What you are asked to do: Your task is to repeat all of the data exactly while excluding the pictures.

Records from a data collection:
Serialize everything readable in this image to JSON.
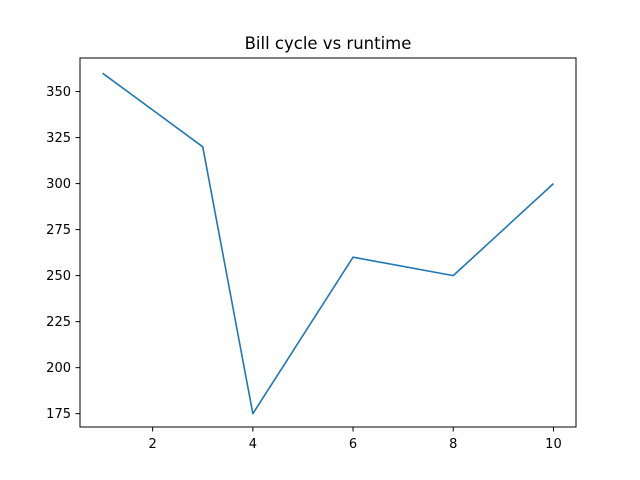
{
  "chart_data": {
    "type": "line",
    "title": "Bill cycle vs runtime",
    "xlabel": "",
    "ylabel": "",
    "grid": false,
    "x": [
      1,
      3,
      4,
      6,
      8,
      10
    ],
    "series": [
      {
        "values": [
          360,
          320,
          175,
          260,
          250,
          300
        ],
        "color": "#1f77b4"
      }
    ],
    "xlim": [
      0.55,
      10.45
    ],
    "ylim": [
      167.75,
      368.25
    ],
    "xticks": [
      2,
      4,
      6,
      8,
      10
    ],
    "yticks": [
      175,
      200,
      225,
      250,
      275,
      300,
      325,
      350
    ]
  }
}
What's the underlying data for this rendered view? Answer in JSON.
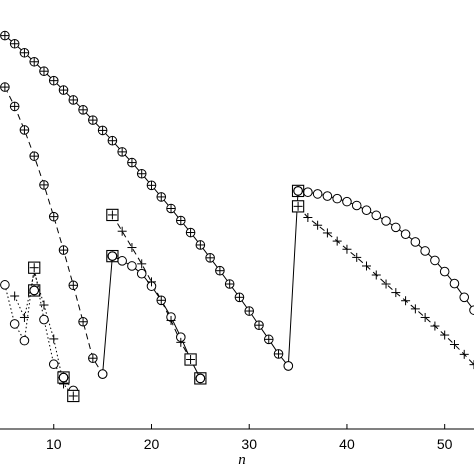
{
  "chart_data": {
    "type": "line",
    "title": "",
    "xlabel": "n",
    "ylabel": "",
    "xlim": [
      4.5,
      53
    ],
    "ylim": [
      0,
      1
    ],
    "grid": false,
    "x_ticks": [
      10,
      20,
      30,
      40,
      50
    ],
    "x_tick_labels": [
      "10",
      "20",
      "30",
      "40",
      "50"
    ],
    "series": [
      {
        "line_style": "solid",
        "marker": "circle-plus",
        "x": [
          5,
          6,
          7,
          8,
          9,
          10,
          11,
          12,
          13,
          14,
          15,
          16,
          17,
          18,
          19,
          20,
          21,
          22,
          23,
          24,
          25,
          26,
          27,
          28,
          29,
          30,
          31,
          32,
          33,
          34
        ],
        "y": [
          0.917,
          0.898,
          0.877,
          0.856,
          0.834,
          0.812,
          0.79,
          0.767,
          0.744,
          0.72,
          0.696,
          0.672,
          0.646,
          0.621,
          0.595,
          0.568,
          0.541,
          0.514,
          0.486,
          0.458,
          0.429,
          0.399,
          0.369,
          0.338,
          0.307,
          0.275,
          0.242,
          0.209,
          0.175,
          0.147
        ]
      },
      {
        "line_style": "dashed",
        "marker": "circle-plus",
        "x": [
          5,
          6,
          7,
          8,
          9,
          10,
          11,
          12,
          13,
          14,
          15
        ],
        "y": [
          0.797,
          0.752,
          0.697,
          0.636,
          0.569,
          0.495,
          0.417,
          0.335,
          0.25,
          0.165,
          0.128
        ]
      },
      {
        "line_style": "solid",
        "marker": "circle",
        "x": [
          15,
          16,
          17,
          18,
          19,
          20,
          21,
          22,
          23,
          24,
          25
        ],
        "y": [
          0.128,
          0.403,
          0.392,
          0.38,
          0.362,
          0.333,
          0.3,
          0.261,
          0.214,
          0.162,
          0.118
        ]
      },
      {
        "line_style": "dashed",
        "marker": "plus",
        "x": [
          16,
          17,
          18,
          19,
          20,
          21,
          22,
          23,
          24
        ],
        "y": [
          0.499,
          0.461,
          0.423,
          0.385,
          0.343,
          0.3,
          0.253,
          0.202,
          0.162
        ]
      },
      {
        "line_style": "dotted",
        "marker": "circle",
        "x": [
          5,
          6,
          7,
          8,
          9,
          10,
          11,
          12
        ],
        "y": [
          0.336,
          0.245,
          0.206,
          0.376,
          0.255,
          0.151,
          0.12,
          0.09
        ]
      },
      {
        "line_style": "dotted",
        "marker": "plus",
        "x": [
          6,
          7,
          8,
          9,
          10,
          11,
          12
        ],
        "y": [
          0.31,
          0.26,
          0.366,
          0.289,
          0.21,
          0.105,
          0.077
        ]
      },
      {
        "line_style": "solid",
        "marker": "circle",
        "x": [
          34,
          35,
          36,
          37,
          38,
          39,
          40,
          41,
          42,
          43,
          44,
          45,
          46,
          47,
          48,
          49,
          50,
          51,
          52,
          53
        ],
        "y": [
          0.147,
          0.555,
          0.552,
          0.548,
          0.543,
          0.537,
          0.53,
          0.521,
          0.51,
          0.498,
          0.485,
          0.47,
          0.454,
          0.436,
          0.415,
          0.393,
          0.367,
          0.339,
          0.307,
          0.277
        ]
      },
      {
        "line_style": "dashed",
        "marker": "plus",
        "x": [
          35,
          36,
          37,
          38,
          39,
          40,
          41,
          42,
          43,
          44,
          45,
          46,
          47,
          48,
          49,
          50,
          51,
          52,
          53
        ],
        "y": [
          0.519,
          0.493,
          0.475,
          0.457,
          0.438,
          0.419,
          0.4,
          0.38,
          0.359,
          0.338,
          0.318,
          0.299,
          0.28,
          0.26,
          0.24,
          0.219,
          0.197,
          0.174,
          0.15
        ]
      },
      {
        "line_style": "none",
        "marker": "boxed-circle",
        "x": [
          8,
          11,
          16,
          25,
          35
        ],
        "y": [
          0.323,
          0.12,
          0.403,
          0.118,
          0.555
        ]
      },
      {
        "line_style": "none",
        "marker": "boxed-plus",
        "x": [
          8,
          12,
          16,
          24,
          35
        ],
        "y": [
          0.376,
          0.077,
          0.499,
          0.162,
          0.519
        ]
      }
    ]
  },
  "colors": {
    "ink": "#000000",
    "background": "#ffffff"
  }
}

Task response:
Serialize everything readable in this image to JSON.
{
  "chart_data": {
    "type": "line",
    "title": "Bill cycle vs runtime",
    "xlabel": "",
    "ylabel": "",
    "grid": false,
    "x": [
      1,
      3,
      4,
      6,
      8,
      10
    ],
    "series": [
      {
        "values": [
          360,
          320,
          175,
          260,
          250,
          300
        ],
        "color": "#1f77b4"
      }
    ],
    "xlim": [
      0.55,
      10.45
    ],
    "ylim": [
      167.75,
      368.25
    ],
    "xticks": [
      2,
      4,
      6,
      8,
      10
    ],
    "yticks": [
      175,
      200,
      225,
      250,
      275,
      300,
      325,
      350
    ]
  }
}
What's the underlying data for this rendered view? Answer in JSON.
{
  "chart_data": {
    "type": "line",
    "title": "",
    "xlabel": "n",
    "ylabel": "",
    "xlim": [
      4.5,
      53
    ],
    "ylim": [
      0,
      1
    ],
    "grid": false,
    "x_ticks": [
      10,
      20,
      30,
      40,
      50
    ],
    "x_tick_labels": [
      "10",
      "20",
      "30",
      "40",
      "50"
    ],
    "series": [
      {
        "line_style": "solid",
        "marker": "circle-plus",
        "x": [
          5,
          6,
          7,
          8,
          9,
          10,
          11,
          12,
          13,
          14,
          15,
          16,
          17,
          18,
          19,
          20,
          21,
          22,
          23,
          24,
          25,
          26,
          27,
          28,
          29,
          30,
          31,
          32,
          33,
          34
        ],
        "y": [
          0.917,
          0.898,
          0.877,
          0.856,
          0.834,
          0.812,
          0.79,
          0.767,
          0.744,
          0.72,
          0.696,
          0.672,
          0.646,
          0.621,
          0.595,
          0.568,
          0.541,
          0.514,
          0.486,
          0.458,
          0.429,
          0.399,
          0.369,
          0.338,
          0.307,
          0.275,
          0.242,
          0.209,
          0.175,
          0.147
        ]
      },
      {
        "line_style": "dashed",
        "marker": "circle-plus",
        "x": [
          5,
          6,
          7,
          8,
          9,
          10,
          11,
          12,
          13,
          14,
          15
        ],
        "y": [
          0.797,
          0.752,
          0.697,
          0.636,
          0.569,
          0.495,
          0.417,
          0.335,
          0.25,
          0.165,
          0.128
        ]
      },
      {
        "line_style": "solid",
        "marker": "circle",
        "x": [
          15,
          16,
          17,
          18,
          19,
          20,
          21,
          22,
          23,
          24,
          25
        ],
        "y": [
          0.128,
          0.403,
          0.392,
          0.38,
          0.362,
          0.333,
          0.3,
          0.261,
          0.214,
          0.162,
          0.118
        ]
      },
      {
        "line_style": "dashed",
        "marker": "plus",
        "x": [
          16,
          17,
          18,
          19,
          20,
          21,
          22,
          23,
          24
        ],
        "y": [
          0.499,
          0.461,
          0.423,
          0.385,
          0.343,
          0.3,
          0.253,
          0.202,
          0.162
        ]
      },
      {
        "line_style": "dotted",
        "marker": "circle",
        "x": [
          5,
          6,
          7,
          8,
          9,
          10,
          11,
          12
        ],
        "y": [
          0.336,
          0.245,
          0.206,
          0.376,
          0.255,
          0.151,
          0.12,
          0.09
        ]
      },
      {
        "line_style": "dotted",
        "marker": "plus",
        "x": [
          6,
          7,
          8,
          9,
          10,
          11,
          12
        ],
        "y": [
          0.31,
          0.26,
          0.366,
          0.289,
          0.21,
          0.105,
          0.077
        ]
      },
      {
        "line_style": "solid",
        "marker": "circle",
        "x": [
          34,
          35,
          36,
          37,
          38,
          39,
          40,
          41,
          42,
          43,
          44,
          45,
          46,
          47,
          48,
          49,
          50,
          51,
          52,
          53
        ],
        "y": [
          0.147,
          0.555,
          0.552,
          0.548,
          0.543,
          0.537,
          0.53,
          0.521,
          0.51,
          0.498,
          0.485,
          0.47,
          0.454,
          0.436,
          0.415,
          0.393,
          0.367,
          0.339,
          0.307,
          0.277
        ]
      },
      {
        "line_style": "dashed",
        "marker": "plus",
        "x": [
          35,
          36,
          37,
          38,
          39,
          40,
          41,
          42,
          43,
          44,
          45,
          46,
          47,
          48,
          49,
          50,
          51,
          52,
          53
        ],
        "y": [
          0.519,
          0.493,
          0.475,
          0.457,
          0.438,
          0.419,
          0.4,
          0.38,
          0.359,
          0.338,
          0.318,
          0.299,
          0.28,
          0.26,
          0.24,
          0.219,
          0.197,
          0.174,
          0.15
        ]
      },
      {
        "line_style": "none",
        "marker": "boxed-circle",
        "x": [
          8,
          11,
          16,
          25,
          35
        ],
        "y": [
          0.323,
          0.12,
          0.403,
          0.118,
          0.555
        ]
      },
      {
        "line_style": "none",
        "marker": "boxed-plus",
        "x": [
          8,
          12,
          16,
          24,
          35
        ],
        "y": [
          0.376,
          0.077,
          0.499,
          0.162,
          0.519
        ]
      }
    ]
  },
  "colors": {
    "ink": "#000000",
    "background": "#ffffff"
  }
}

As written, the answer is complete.